(Directions for this task): Copy every line from the material below that holds "Size".
----
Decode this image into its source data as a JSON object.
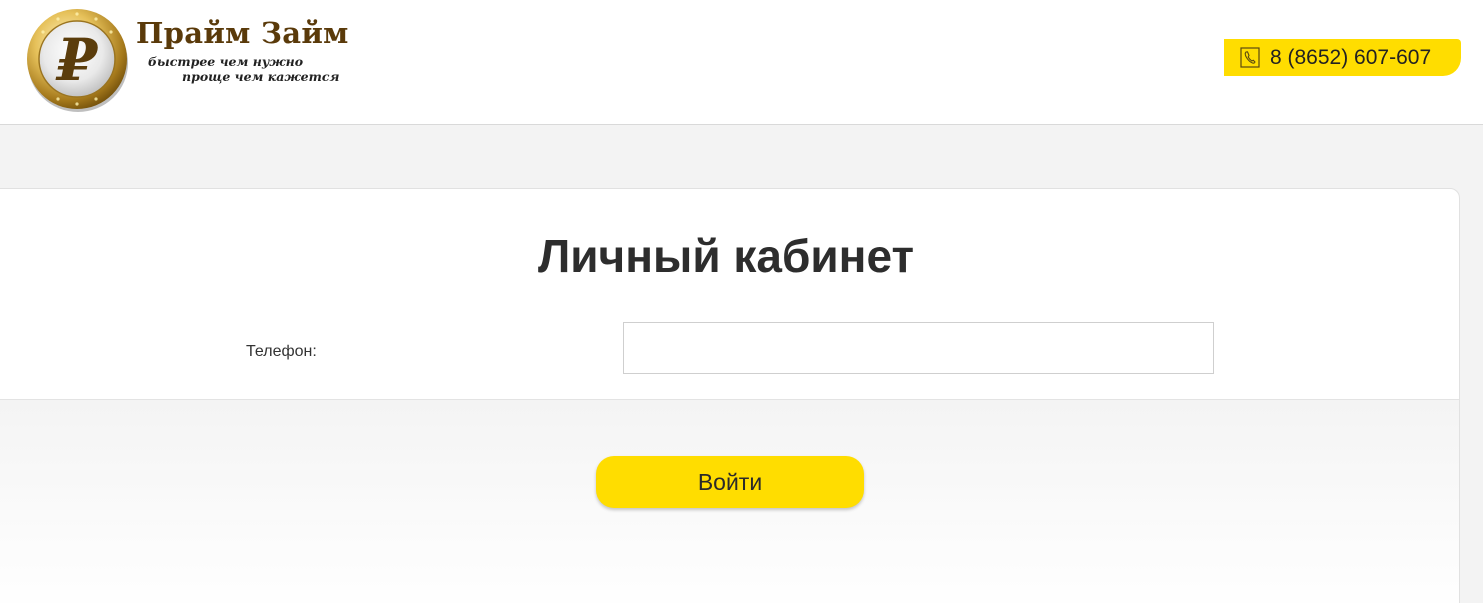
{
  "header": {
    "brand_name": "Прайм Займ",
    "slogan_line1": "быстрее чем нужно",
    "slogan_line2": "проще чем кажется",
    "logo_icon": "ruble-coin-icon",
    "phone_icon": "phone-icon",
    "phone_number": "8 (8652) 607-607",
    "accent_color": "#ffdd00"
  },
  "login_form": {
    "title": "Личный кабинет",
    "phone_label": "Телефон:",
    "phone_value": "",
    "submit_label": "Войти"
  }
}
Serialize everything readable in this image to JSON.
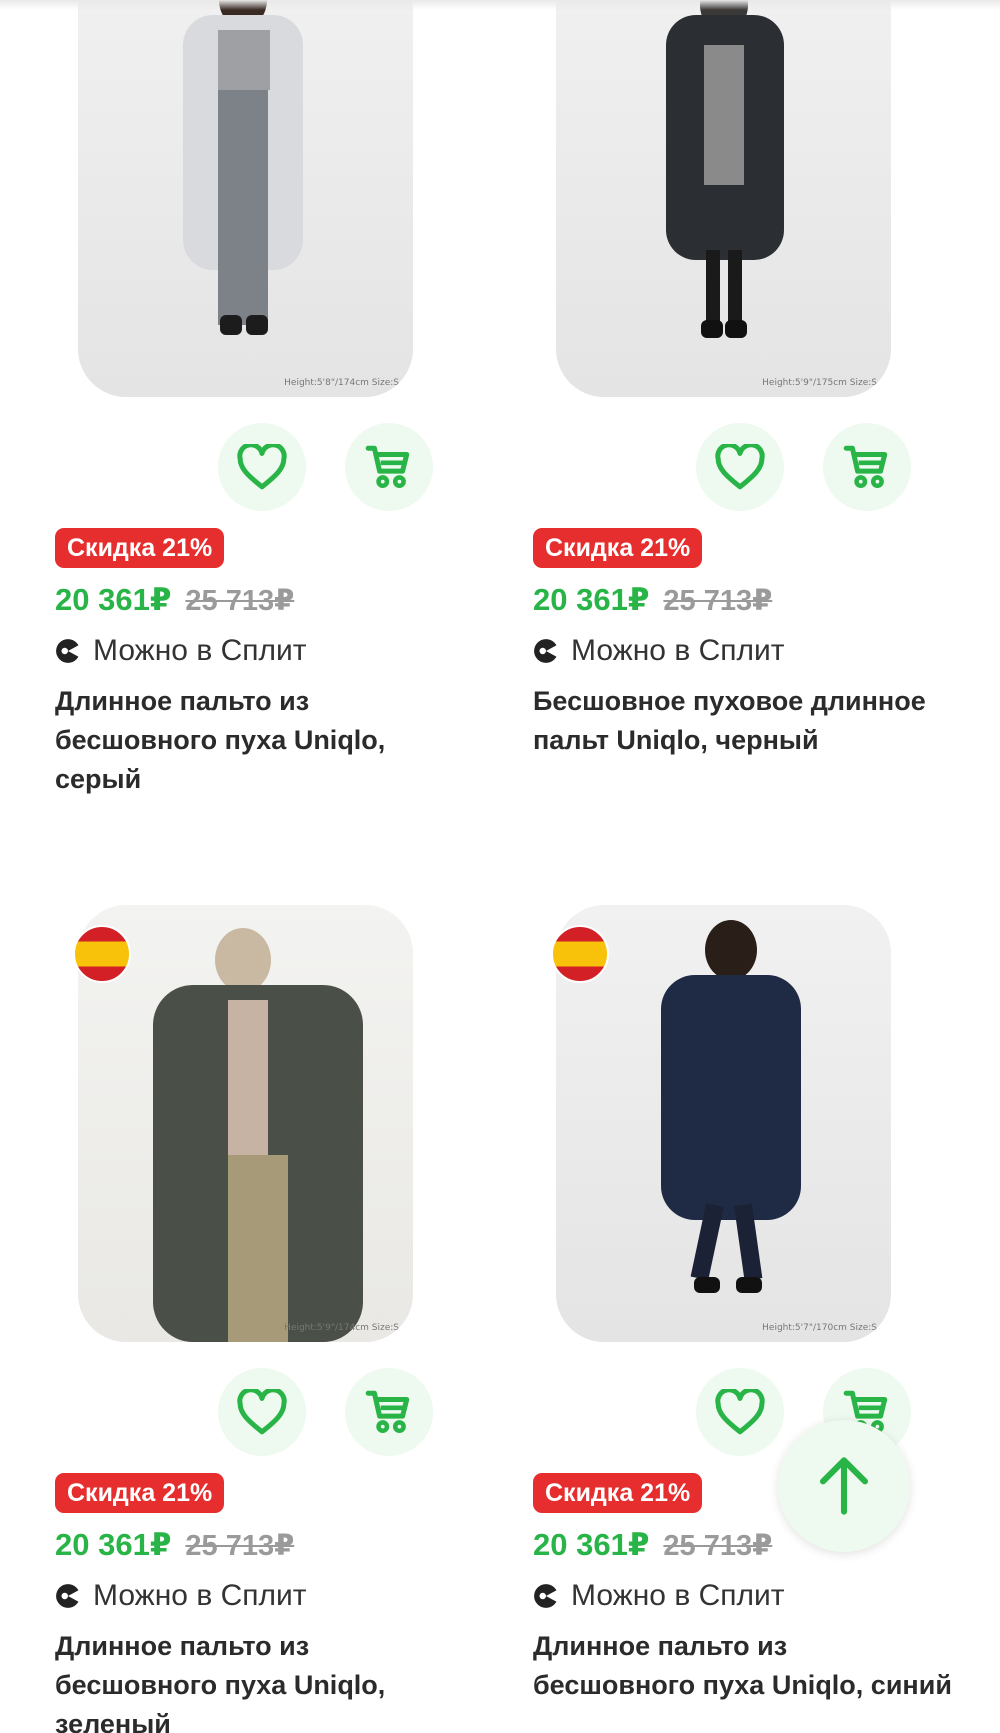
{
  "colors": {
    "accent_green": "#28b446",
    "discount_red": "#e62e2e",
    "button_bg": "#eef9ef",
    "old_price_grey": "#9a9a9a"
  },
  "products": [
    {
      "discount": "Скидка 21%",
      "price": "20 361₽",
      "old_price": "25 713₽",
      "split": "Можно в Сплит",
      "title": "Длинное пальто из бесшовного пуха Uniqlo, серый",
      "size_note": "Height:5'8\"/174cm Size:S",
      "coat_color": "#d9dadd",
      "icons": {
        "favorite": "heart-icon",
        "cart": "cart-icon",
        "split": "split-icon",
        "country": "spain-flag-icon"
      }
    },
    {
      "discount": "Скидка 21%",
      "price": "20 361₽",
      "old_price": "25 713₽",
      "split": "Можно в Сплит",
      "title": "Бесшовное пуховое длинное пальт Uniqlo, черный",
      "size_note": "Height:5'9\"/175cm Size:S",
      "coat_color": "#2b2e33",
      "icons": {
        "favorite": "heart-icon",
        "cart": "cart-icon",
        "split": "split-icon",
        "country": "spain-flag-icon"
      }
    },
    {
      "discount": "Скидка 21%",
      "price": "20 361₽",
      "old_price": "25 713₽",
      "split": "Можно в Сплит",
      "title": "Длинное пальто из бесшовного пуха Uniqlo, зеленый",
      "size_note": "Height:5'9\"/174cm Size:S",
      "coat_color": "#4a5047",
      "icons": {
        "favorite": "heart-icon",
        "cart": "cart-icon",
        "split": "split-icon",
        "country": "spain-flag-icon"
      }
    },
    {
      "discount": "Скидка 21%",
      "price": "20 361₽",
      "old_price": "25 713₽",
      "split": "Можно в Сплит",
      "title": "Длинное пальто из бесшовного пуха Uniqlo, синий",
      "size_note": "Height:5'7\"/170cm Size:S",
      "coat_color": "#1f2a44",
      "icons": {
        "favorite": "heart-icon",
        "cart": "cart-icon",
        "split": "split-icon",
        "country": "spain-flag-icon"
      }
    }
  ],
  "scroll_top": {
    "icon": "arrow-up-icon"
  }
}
----
(Complete output):
      "size_note": "Height:5'8\"/174cm Size:S",
      "size_note": "Height:5'9\"/175cm Size:S",
      "size_note": "Height:5'9\"/174cm Size:S",
      "size_note": "Height:5'7\"/170cm Size:S",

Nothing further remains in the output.